* _Brano fornito_:
Presentazione dei progetti

Tema
I progetti dovranno riguardare opere, originali e inedite (mai rappresentate altrove, se non eventualmente in forma parziale e dichiaratamente di studio), e collegarsi al titolo del festival:
“citta ideale, città globale” (nel quadro del progetto triennale “Geografie Immaginarie”).
Tale titolo, che è paticolarmente ampio e si collega in termini generali a problematiche quali la la globalizzazione, l’utopia, il mito della città ideale, può essere affrontato secondo angolature e con approcci molto diversi, che potranno essere presi in considerazione senza alcuna limitazione purchè risulti evidente il collegamento.
Si considerano inediti anche testi teatrali gà rappresentati, purchè proposti in una nuova edizione (compagnia, regia, interpreti).

“Generi”
Alla selezione saranno ammesse opere di prosa, danza, teatro con musica, di carattere multidisciplinare (che combinino cioè quste o altre discipline), senza escludere l’integrazione e l’uso creativo di nuove tecnologie.
Non verranno presi in considerazione progetti esclusivamente musicali o forme di spettacolo riprodotto che non implichino la presenza di interpreti da vivo (ad es. video, instalazioni etc.).

Per partecipare al Concorso sono necessari:

a) la scheda d'iscrizione compilata in ogni sua parte

b) una breve biografia essenziale degli artisti di riferimento (autore, regista, coreografo etc.) e del gruppo, e/o dei singoli componenti eventualmente corredata da materiali di documentazione, anche in video, degli spettacli già realizzati

c) materiale illustrativo del progetto comprensivo di:
• una cartella riassuntiva del progetto •
• in caso di opera basata su testo teatrale inedito: il testo completo, o una scaletta e una breve scena dello stesso •
• in caso di opera di danza, o particolarmete caratterizzata da elementi visivi, materiali che illustrino le caratteristiche visive del progetto •
• nel caso il progetto abbia già visto una fase di studio: documentazione la più ampia possibile del lavoro svolto •


L'invio dei materiali di cui sopra, a carico e a cura dei partecipanti, dovrà avvenire entro il 4 marzo 2005. Per le opere che perverranno oltre tale data, farà fede il timbro postale
L’ammissione alla selezione sarà decisa a insindacabile giudizio degli organizzatori.

I progetti inviati non verranno restituiti perché andranno a far parte dell’Archivio del Festival.

I materiali richiesti dovranno essere inviati al seguente indirizzo postale:

Festival Internazionale Castel Dei Mondi
Segreteria della Direzione Artistica –
c/o Ex-Voto, Viale Brianza 30 –20127 Milano

E limitatamente alla scheda di iscrizione e alla cartella riassuntiva del progetto anche al seguente indirizzo e-mail:

bandocasteldeimondi@ex-voto.org










Istruttoria

La direzione artistica del festival, composta da Mimma Gallina e Pamela Villoresi, con la segreteria di Govanna Crisafulli, selezionerà in via preliminare i progetti pervenuti.

* _Compiti da svolgere_:
1. Estragga dal brano, senza alcuna modifica, il passo che inizia con "La direzione artistica del" e termina con "i progetti pervenuti.".
2. Trascriva senza modifiche le righe della raccolta, a partire dalla prima e fino alla riga che contiene "bar xyxy=(643,558,661,564)", estremi compresi.
Il brano e le righe che seguono costituiscono materiali distinti.

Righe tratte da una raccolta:
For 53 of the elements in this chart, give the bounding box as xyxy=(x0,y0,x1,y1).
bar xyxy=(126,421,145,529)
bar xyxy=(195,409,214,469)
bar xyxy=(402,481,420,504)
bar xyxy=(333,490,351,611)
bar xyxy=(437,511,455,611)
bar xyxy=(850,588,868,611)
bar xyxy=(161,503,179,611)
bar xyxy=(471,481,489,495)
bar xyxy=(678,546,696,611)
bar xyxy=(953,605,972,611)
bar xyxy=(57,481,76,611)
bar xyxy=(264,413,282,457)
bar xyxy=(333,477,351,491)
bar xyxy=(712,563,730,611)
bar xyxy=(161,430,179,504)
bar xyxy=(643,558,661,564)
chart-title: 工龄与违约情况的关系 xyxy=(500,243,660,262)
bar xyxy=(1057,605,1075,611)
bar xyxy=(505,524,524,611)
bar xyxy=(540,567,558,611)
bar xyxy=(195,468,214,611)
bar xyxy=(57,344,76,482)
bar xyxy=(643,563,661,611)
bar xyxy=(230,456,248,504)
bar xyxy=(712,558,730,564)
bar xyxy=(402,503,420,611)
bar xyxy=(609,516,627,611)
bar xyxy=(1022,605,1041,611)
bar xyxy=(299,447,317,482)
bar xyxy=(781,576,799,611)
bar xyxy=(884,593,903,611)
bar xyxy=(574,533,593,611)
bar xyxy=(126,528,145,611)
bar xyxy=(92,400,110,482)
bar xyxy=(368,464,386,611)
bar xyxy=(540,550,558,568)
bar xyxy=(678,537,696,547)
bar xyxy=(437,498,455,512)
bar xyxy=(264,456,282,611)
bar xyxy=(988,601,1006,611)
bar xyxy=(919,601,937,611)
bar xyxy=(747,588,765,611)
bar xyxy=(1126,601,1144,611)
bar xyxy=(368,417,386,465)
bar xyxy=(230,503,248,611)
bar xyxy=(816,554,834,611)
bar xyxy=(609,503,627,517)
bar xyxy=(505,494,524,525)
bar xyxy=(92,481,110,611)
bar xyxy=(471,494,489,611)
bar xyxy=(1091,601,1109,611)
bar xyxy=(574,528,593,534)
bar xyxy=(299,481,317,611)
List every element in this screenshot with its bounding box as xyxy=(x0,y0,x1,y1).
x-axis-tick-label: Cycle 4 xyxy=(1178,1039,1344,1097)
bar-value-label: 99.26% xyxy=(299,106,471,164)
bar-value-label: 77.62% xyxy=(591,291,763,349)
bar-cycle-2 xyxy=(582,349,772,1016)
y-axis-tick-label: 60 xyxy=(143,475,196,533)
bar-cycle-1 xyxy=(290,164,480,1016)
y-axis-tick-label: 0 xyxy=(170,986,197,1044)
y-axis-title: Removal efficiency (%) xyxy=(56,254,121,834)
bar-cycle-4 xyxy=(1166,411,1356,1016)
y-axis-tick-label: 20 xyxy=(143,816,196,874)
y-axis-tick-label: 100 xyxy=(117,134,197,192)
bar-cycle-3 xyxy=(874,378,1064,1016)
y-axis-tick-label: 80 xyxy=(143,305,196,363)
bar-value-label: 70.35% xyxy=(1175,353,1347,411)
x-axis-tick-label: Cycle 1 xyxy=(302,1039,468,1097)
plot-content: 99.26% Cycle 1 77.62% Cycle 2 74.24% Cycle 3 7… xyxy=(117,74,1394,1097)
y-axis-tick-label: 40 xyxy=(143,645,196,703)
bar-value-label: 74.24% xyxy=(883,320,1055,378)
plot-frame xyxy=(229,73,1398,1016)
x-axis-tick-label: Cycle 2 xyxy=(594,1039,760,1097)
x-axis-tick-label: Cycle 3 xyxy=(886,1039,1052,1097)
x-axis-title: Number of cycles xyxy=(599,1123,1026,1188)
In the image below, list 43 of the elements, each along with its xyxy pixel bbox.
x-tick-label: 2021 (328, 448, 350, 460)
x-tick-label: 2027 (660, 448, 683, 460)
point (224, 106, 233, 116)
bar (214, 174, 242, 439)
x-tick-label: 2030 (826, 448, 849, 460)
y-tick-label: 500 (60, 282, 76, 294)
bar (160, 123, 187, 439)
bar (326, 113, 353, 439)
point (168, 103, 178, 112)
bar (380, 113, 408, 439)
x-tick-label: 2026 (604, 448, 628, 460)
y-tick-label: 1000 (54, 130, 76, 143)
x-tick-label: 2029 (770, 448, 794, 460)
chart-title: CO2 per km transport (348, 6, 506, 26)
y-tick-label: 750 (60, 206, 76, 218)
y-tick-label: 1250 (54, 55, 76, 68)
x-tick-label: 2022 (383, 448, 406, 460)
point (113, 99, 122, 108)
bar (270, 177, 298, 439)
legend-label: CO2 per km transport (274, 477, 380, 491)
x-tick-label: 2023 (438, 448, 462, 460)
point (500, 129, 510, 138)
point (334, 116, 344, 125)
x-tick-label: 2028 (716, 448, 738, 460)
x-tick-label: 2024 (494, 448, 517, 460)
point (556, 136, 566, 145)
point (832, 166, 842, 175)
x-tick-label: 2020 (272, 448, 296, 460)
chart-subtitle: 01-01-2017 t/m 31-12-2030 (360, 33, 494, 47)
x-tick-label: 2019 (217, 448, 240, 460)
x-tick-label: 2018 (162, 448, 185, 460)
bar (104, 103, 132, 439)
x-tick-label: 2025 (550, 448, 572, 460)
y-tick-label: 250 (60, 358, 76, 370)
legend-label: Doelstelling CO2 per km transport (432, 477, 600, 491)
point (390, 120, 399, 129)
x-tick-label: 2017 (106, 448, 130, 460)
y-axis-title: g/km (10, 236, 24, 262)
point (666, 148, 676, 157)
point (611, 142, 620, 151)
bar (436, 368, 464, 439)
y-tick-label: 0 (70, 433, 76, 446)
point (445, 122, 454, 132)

* _Risultati attesi_:
1.
La direzione artistica del festival, composta da Mimma Gallina e Pamela Villoresi, con la segreteria di Govanna Crisafulli, selezionerà in via preliminare i progetti pervenuti.

2.
For 53 of the elements in this chart, give the bounding box as xyxy=(x0,y0,x1,y1).
bar xyxy=(126,421,145,529)
bar xyxy=(195,409,214,469)
bar xyxy=(402,481,420,504)
bar xyxy=(333,490,351,611)
bar xyxy=(437,511,455,611)
bar xyxy=(850,588,868,611)
bar xyxy=(161,503,179,611)
bar xyxy=(471,481,489,495)
bar xyxy=(678,546,696,611)
bar xyxy=(953,605,972,611)
bar xyxy=(57,481,76,611)
bar xyxy=(264,413,282,457)
bar xyxy=(333,477,351,491)
bar xyxy=(712,563,730,611)
bar xyxy=(161,430,179,504)
bar xyxy=(643,558,661,564)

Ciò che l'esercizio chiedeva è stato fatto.